**Written request:** Please copy the BGP routing text below in full, word for word.

**Text segment:**
BGP Routing Information Base consists of three parts as explained below:

The Adj-RIBs-In: BGP RIB-In stores BGP routing information received from different peers. The stored information is used as an input to BGP decision process. In other words this is the information received from peers before applying any attribute modifications or route filtering to them. The Local RIB: The local routing information base stores the resulted information from processing the RIBs-In database’s information. These are the routes that are used locally after applying BGP policies and decision process. The Adj-RIBs-out: This one stores the routing information that was selected by the local BGP router to advertise to its peers through BGP update messages. Do not forget; BGP only advertises best routes if they are allowed by local outbound policies.

Community

Source: networkers-online.com

  • A numerical value that can be assigned to a specific prefix and advertised to other neighbors.
  • When the neighbor receives the prefix it will examine the community value and take proper action whether it is filtering or modifying other attributes.
  • By default the community attribute is removed from the update before being sent to the neighbor.
  • To allow community values to be sent to a specific neighbor
neighbor x.x.x.x send-community
  • BGP has default 4 well known communities that can be used to mark prefixes:
Internet:     advertise these routes to all neighbors.
Local-as:     prevent sending routes outside the local As within the confederation.

**Data entries:**
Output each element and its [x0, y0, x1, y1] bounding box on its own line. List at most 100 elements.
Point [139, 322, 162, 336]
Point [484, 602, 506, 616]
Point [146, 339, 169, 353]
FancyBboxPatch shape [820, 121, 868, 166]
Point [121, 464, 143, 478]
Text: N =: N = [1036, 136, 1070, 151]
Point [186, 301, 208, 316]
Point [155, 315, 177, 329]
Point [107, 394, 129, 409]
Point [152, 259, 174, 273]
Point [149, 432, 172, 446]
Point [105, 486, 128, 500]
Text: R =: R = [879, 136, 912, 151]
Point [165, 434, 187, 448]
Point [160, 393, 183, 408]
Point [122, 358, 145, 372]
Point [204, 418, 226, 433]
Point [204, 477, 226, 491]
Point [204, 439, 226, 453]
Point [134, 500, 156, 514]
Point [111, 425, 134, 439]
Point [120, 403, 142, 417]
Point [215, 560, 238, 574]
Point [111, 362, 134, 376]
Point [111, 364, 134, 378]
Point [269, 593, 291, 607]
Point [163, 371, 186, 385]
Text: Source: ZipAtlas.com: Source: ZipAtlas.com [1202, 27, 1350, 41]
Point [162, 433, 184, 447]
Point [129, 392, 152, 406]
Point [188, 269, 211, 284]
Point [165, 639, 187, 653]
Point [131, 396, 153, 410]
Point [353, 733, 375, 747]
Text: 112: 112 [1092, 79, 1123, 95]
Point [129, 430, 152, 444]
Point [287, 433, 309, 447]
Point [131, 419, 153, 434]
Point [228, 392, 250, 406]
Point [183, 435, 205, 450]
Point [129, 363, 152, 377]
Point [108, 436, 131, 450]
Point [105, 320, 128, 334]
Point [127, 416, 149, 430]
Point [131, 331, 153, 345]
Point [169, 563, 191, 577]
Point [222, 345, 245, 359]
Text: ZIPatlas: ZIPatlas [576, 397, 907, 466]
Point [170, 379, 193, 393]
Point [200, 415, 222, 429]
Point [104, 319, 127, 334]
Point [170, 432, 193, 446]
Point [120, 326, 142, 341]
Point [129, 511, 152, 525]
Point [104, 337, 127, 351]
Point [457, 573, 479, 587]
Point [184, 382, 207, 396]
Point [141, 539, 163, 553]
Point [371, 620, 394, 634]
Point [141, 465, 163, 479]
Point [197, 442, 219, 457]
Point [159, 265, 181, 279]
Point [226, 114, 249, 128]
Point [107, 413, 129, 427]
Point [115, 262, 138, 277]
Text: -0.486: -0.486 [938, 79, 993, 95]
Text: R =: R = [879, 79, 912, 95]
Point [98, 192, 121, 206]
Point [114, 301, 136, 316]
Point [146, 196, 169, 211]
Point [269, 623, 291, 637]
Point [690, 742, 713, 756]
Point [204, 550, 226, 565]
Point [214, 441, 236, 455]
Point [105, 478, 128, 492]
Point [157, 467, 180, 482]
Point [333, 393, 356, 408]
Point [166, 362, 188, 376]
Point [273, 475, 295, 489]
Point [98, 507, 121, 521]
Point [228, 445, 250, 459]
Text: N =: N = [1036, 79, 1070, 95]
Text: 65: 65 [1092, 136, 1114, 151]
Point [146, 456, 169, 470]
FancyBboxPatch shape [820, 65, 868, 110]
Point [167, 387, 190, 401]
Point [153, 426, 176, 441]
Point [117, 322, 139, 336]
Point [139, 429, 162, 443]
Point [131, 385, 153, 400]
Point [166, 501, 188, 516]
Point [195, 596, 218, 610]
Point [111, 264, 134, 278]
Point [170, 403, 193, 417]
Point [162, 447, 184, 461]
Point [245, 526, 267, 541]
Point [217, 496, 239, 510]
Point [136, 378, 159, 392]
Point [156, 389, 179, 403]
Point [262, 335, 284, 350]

**Result:**
BGP Routing Information Base consists of three parts as explained below:

The Adj-RIBs-In: BGP RIB-In stores BGP routing information received from different peers. The stored information is used as an input to BGP decision process. In other words this is the information received from peers before applying any attribute modifications or route filtering to them. The Local RIB: The local routing information base stores the resulted information from processing the RIBs-In database’s information. These are the routes that are used locally after applying BGP policies and decision process. The Adj-RIBs-out: This one stores the routing information that was selected by the local BGP router to advertise to its peers through BGP update messages. Do not forget; BGP only advertises best routes if they are allowed by local outbound policies.

Community

Source: networkers-online.com

  • A numerical value that can be assigned to a specific prefix and advertised to other neighbors.
  • When the neighbor receives the prefix it will examine the community value and take proper action whether it is filtering or modifying other attributes.
  • By default the community attribute is removed from the update before being sent to the neighbor.
  • To allow community values to be sent to a specific neighbor
neighbor x.x.x.x send-community
  • BGP has default 4 well known communities that can be used to mark prefixes:
Internet:     advertise these routes to all neighbors.
Local-as:     prevent sending routes outside the local As within the confederation.